**WHAT TO WORK ON:**
Set each record down exactly, excluding all images.

>> BEGIN DATA PROVIDED

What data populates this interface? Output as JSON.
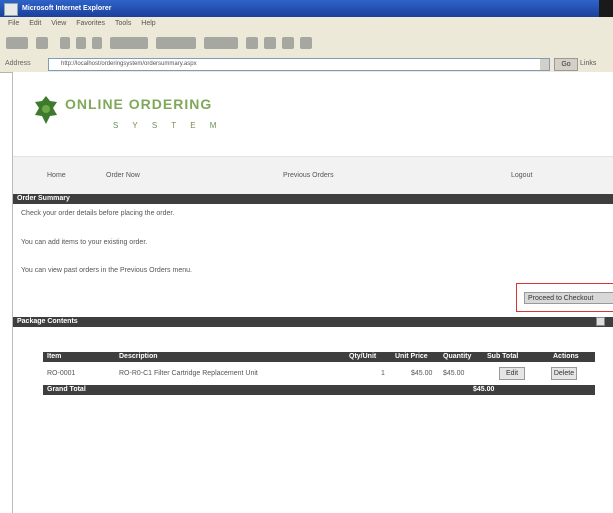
{
  "window": {
    "title": "Microsoft Internet Explorer"
  },
  "menu": [
    "File",
    "Edit",
    "View",
    "Favorites",
    "Tools",
    "Help"
  ],
  "address": {
    "label": "Address",
    "url": "http://localhost/orderingsystem/ordersummary.aspx",
    "go_label": "Go",
    "links_label": "Links"
  },
  "logo": {
    "line1": "ONLINE ORDERING",
    "line2": "S Y S T E M"
  },
  "nav": [
    "Home",
    "Order Now",
    "Previous Orders",
    "Logout"
  ],
  "sections": {
    "instructions_title": "Order Summary",
    "bullets": [
      "Check your order details before placing the order.",
      "You can add items to your existing order.",
      "You can view past orders in the Previous Orders menu."
    ],
    "recalc_label": "Proceed to Checkout",
    "package_title": "Package Contents"
  },
  "table": {
    "headers": [
      "Item",
      "Description",
      "Qty/Unit",
      "Unit Price",
      "Quantity",
      "Sub Total",
      "Actions"
    ],
    "rows": [
      {
        "item": "RO-0001",
        "description": "RO-R0-C1 Filter Cartridge Replacement Unit",
        "qty": "1",
        "price": "$45.00",
        "quantity": "$45.00",
        "edit": "Edit",
        "delete": "Delete"
      }
    ],
    "footer_label": "Grand Total",
    "footer_value": "$45.00"
  }
}
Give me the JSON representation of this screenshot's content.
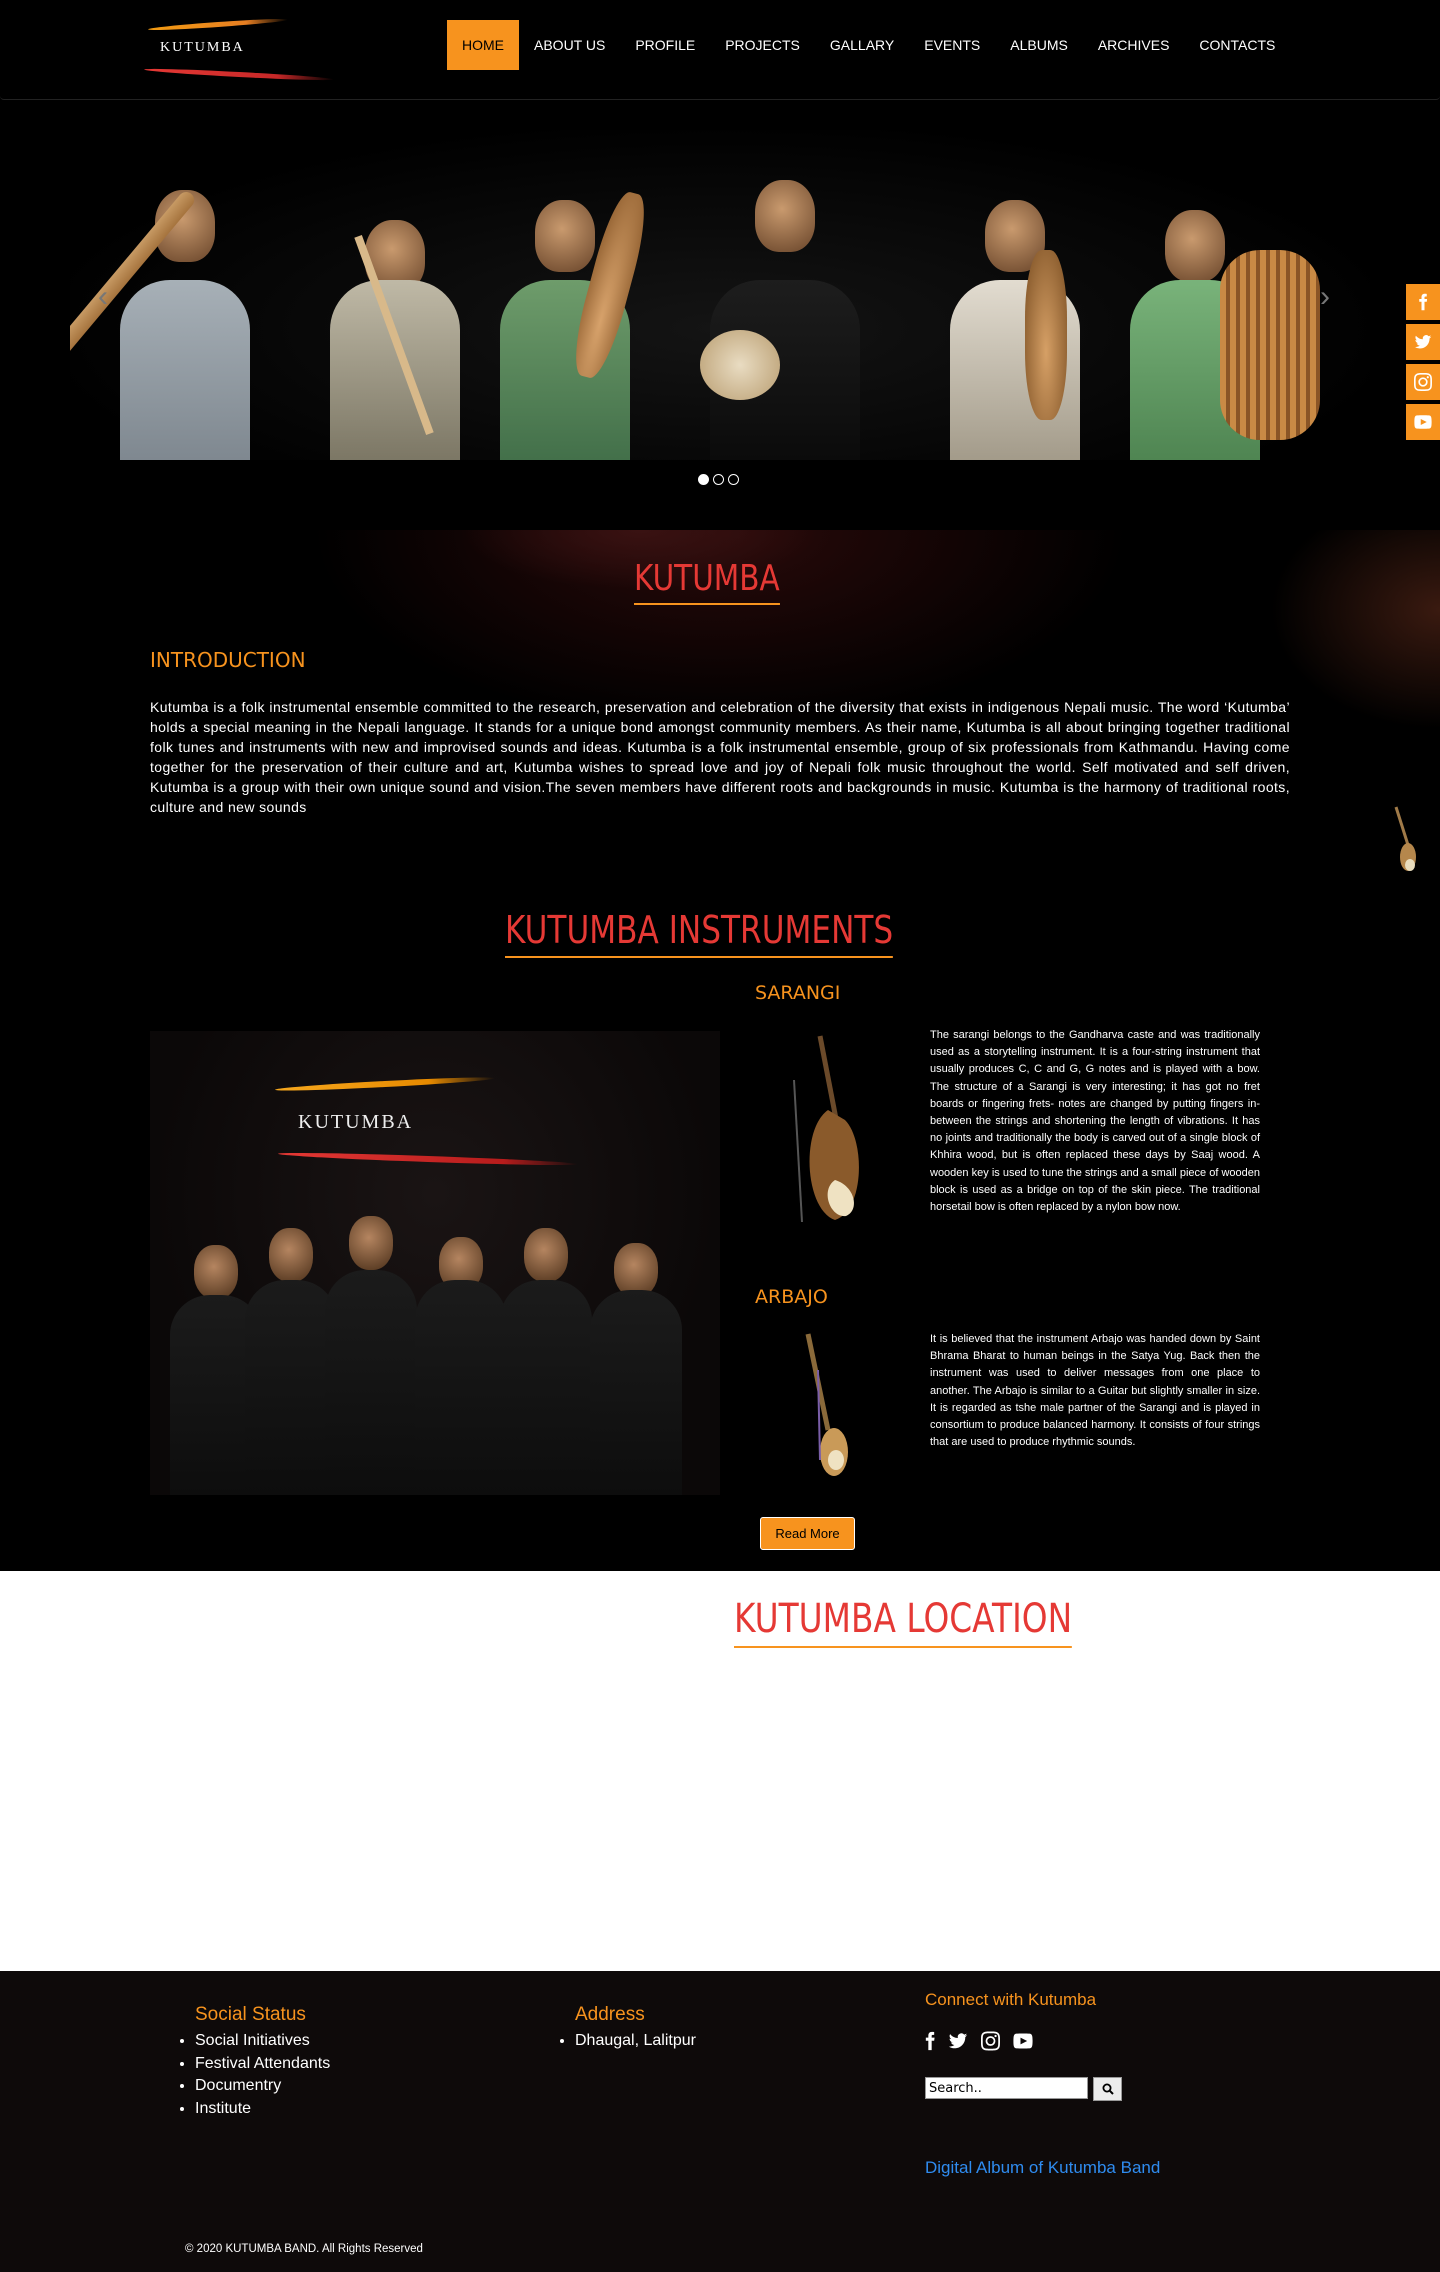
{
  "header": {
    "logo_text": "KUTUMBA",
    "nav": [
      "HOME",
      "ABOUT US",
      "PROFILE",
      "PROJECTS",
      "GALLARY",
      "EVENTS",
      "ALBUMS",
      "ARCHIVES",
      "CONTACTS"
    ],
    "active_nav": "HOME"
  },
  "social_sidebar": [
    "facebook-icon",
    "twitter-icon",
    "instagram-icon",
    "youtube-icon"
  ],
  "slider": {
    "slide_count": 3,
    "active_slide": 1,
    "prev_arrow": "‹",
    "next_arrow": "›"
  },
  "intro": {
    "title": "KUTUMBA",
    "heading": "INTRODUCTION",
    "text": "Kutumba is a folk instrumental ensemble committed to the research, preservation and celebration of the diversity that exists in indigenous Nepali music. The word ‘Kutumba’ holds a special meaning in the Nepali language. It stands for a unique bond amongst community members. As their name, Kutumba is all about bringing together traditional folk tunes and instruments with new and improvised sounds and ideas. Kutumba is a folk instrumental ensemble, group of six professionals from Kathmandu. Having come together for the preservation of their culture and art, Kutumba wishes to spread love and joy of Nepali folk music throughout the world. Self motivated and self driven, Kutumba is a group with their own unique sound and vision.The seven members have different roots and backgrounds in music. Kutumba is the harmony of traditional roots, culture and new sounds"
  },
  "instruments": {
    "title": "KUTUMBA INSTRUMENTS",
    "group_photo_text": "KUTUMBA",
    "items": [
      {
        "name": "SARANGI",
        "description": "The sarangi belongs to the Gandharva caste and was traditionally used as a storytelling instrument. It is a four-string instrument that usually produces C, C and G, G notes and is played with a bow. The structure of a Sarangi is very interesting; it has got no fret boards or fingering frets- notes are changed by putting fingers in-between the strings and shortening the length of vibrations. It has no joints and traditionally the body is carved out of a single block of Khhira wood, but is often replaced these days by Saaj wood. A wooden key is used to tune the strings and a small piece of wooden block is used as a bridge on top of the skin piece. The traditional horsetail bow is often replaced by a nylon bow now."
      },
      {
        "name": "ARBAJO",
        "description": "It is believed that the instrument Arbajo was handed down by Saint Bhrama Bharat to human beings in the Satya Yug. Back then the instrument was used to deliver messages from one place to another. The Arbajo is similar to a Guitar but slightly smaller in size. It is regarded as tshe male partner of the Sarangi and is played in consortium to produce balanced harmony. It consists of four strings that are used to produce rhythmic sounds."
      }
    ],
    "read_more": "Read More"
  },
  "location": {
    "title": "KUTUMBA LOCATION"
  },
  "footer": {
    "social_status": {
      "heading": "Social Status",
      "items": [
        "Social Initiatives",
        "Festival Attendants",
        "Documentry",
        "Institute"
      ]
    },
    "address": {
      "heading": "Address",
      "items": [
        "Dhaugal, Lalitpur"
      ]
    },
    "connect": {
      "heading": "Connect with Kutumba",
      "icons": [
        "facebook-icon",
        "twitter-icon",
        "instagram-icon",
        "youtube-icon"
      ],
      "search_value": "Search..",
      "album_link": "Digital Album of Kutumba Band"
    },
    "copyright": "© 2020 KUTUMBA BAND. All Rights Reserved"
  },
  "colors": {
    "accent": "#f7931e",
    "title_red": "#e53935",
    "link_blue": "#2f8cf0",
    "footer_bg": "#0e0a0a"
  }
}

>> END DATA PROVIDED

**RESULT FOR THIS EXERCISE:**
What data populates this interface? Output as JSON.
{
  "window": {
    "title": "Microsoft Internet Explorer"
  },
  "menu": [
    "File",
    "Edit",
    "View",
    "Favorites",
    "Tools",
    "Help"
  ],
  "address": {
    "label": "Address",
    "url": "http://localhost/orderingsystem/ordersummary.aspx",
    "go_label": "Go",
    "links_label": "Links"
  },
  "logo": {
    "line1": "ONLINE ORDERING",
    "line2": "S Y S T E M"
  },
  "nav": [
    "Home",
    "Order Now",
    "Previous Orders",
    "Logout"
  ],
  "sections": {
    "instructions_title": "Order Summary",
    "bullets": [
      "Check your order details before placing the order.",
      "You can add items to your existing order.",
      "You can view past orders in the Previous Orders menu."
    ],
    "recalc_label": "Proceed to Checkout",
    "package_title": "Package Contents"
  },
  "table": {
    "headers": [
      "Item",
      "Description",
      "Qty/Unit",
      "Unit Price",
      "Quantity",
      "Sub Total",
      "Actions"
    ],
    "rows": [
      {
        "item": "RO-0001",
        "description": "RO-R0-C1 Filter Cartridge Replacement Unit",
        "qty": "1",
        "price": "$45.00",
        "quantity": "$45.00",
        "edit": "Edit",
        "delete": "Delete"
      }
    ],
    "footer_label": "Grand Total",
    "footer_value": "$45.00"
  }
}
Give me the JSON representation of this screenshot's content.
{
  "header": {
    "logo_text": "KUTUMBA",
    "nav": [
      "HOME",
      "ABOUT US",
      "PROFILE",
      "PROJECTS",
      "GALLARY",
      "EVENTS",
      "ALBUMS",
      "ARCHIVES",
      "CONTACTS"
    ],
    "active_nav": "HOME"
  },
  "social_sidebar": [
    "facebook-icon",
    "twitter-icon",
    "instagram-icon",
    "youtube-icon"
  ],
  "slider": {
    "slide_count": 3,
    "active_slide": 1,
    "prev_arrow": "‹",
    "next_arrow": "›"
  },
  "intro": {
    "title": "KUTUMBA",
    "heading": "INTRODUCTION",
    "text": "Kutumba is a folk instrumental ensemble committed to the research, preservation and celebration of the diversity that exists in indigenous Nepali music. The word ‘Kutumba’ holds a special meaning in the Nepali language. It stands for a unique bond amongst community members. As their name, Kutumba is all about bringing together traditional folk tunes and instruments with new and improvised sounds and ideas. Kutumba is a folk instrumental ensemble, group of six professionals from Kathmandu. Having come together for the preservation of their culture and art, Kutumba wishes to spread love and joy of Nepali folk music throughout the world. Self motivated and self driven, Kutumba is a group with their own unique sound and vision.The seven members have different roots and backgrounds in music. Kutumba is the harmony of traditional roots, culture and new sounds"
  },
  "instruments": {
    "title": "KUTUMBA INSTRUMENTS",
    "group_photo_text": "KUTUMBA",
    "items": [
      {
        "name": "SARANGI",
        "description": "The sarangi belongs to the Gandharva caste and was traditionally used as a storytelling instrument. It is a four-string instrument that usually produces C, C and G, G notes and is played with a bow. The structure of a Sarangi is very interesting; it has got no fret boards or fingering frets- notes are changed by putting fingers in-between the strings and shortening the length of vibrations. It has no joints and traditionally the body is carved out of a single block of Khhira wood, but is often replaced these days by Saaj wood. A wooden key is used to tune the strings and a small piece of wooden block is used as a bridge on top of the skin piece. The traditional horsetail bow is often replaced by a nylon bow now."
      },
      {
        "name": "ARBAJO",
        "description": "It is believed that the instrument Arbajo was handed down by Saint Bhrama Bharat to human beings in the Satya Yug. Back then the instrument was used to deliver messages from one place to another. The Arbajo is similar to a Guitar but slightly smaller in size. It is regarded as tshe male partner of the Sarangi and is played in consortium to produce balanced harmony. It consists of four strings that are used to produce rhythmic sounds."
      }
    ],
    "read_more": "Read More"
  },
  "location": {
    "title": "KUTUMBA LOCATION"
  },
  "footer": {
    "social_status": {
      "heading": "Social Status",
      "items": [
        "Social Initiatives",
        "Festival Attendants",
        "Documentry",
        "Institute"
      ]
    },
    "address": {
      "heading": "Address",
      "items": [
        "Dhaugal, Lalitpur"
      ]
    },
    "connect": {
      "heading": "Connect with Kutumba",
      "icons": [
        "facebook-icon",
        "twitter-icon",
        "instagram-icon",
        "youtube-icon"
      ],
      "search_value": "Search..",
      "album_link": "Digital Album of Kutumba Band"
    },
    "copyright": "© 2020 KUTUMBA BAND. All Rights Reserved"
  },
  "colors": {
    "accent": "#f7931e",
    "title_red": "#e53935",
    "link_blue": "#2f8cf0",
    "footer_bg": "#0e0a0a"
  }
}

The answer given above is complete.